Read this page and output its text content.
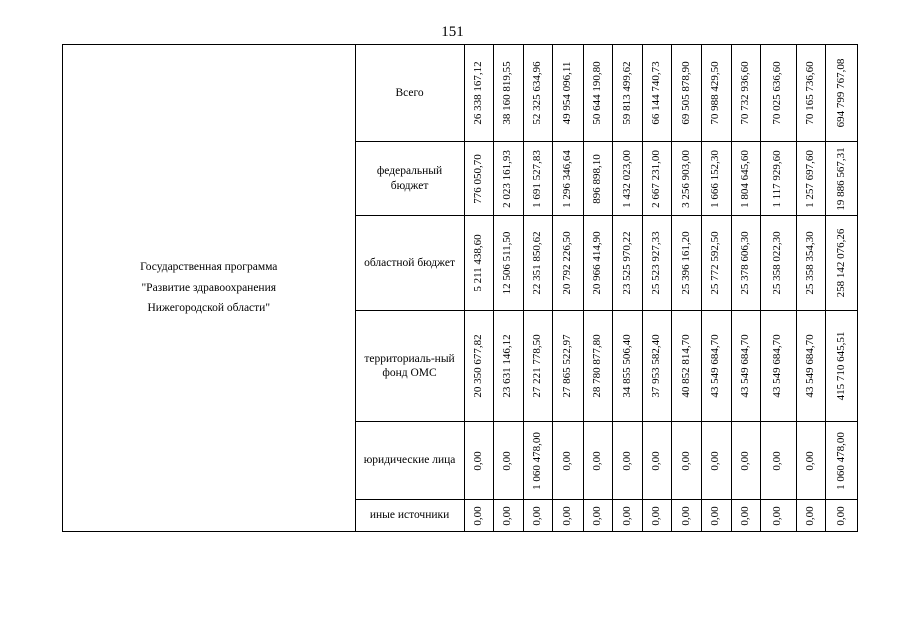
151
Государственная программа
"Развитие здравоохранения
Нижегородской области"	Всего	26 338 167,12	38 160 819,55	52 325 634,96	49 954 096,11	50 644 190,80	59 813 499,62	66 144 740,73	69 505 878,90	70 988 429,50	70 732 936,60	70 025 636,60	70 165 736,60	694 799 767,08

	федеральный бюджет	776 050,70	2 023 161,93	1 691 527,83	1 296 346,64	896 898,10	1 432 023,00	2 667 231,00	3 256 903,00	1 666 152,30	1 804 645,60	1 117 929,60	1 257 697,60	19 886 567,31

	областной бюджет	5 211 438,60	12 506 511,50	22 351 850,62	20 792 226,50	20 966 414,90	23 525 970,22	25 523 927,33	25 396 161,20	25 772 592,50	25 378 606,30	25 358 022,30	25 358 354,30	258 142 076,26

	территориаль-ный фонд ОМС	20 350 677,82	23 631 146,12	27 221 778,50	27 865 522,97	28 780 877,80	34 855 506,40	37 953 582,40	40 852 814,70	43 549 684,70	43 549 684,70	43 549 684,70	43 549 684,70	415 710 645,51

	юридические лица	0,00	0,00	1 060 478,00	0,00	0,00	0,00	0,00	0,00	0,00	0,00	0,00	0,00	1 060 478,00

	иные источники	0,00	0,00	0,00	0,00	0,00	0,00	0,00	0,00	0,00	0,00	0,00	0,00	0,00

» **TASK**: Identify how many lines in the entries above contain the word "бюджет" and provide only that figure.

» **EXERCISE ANSWER**: 2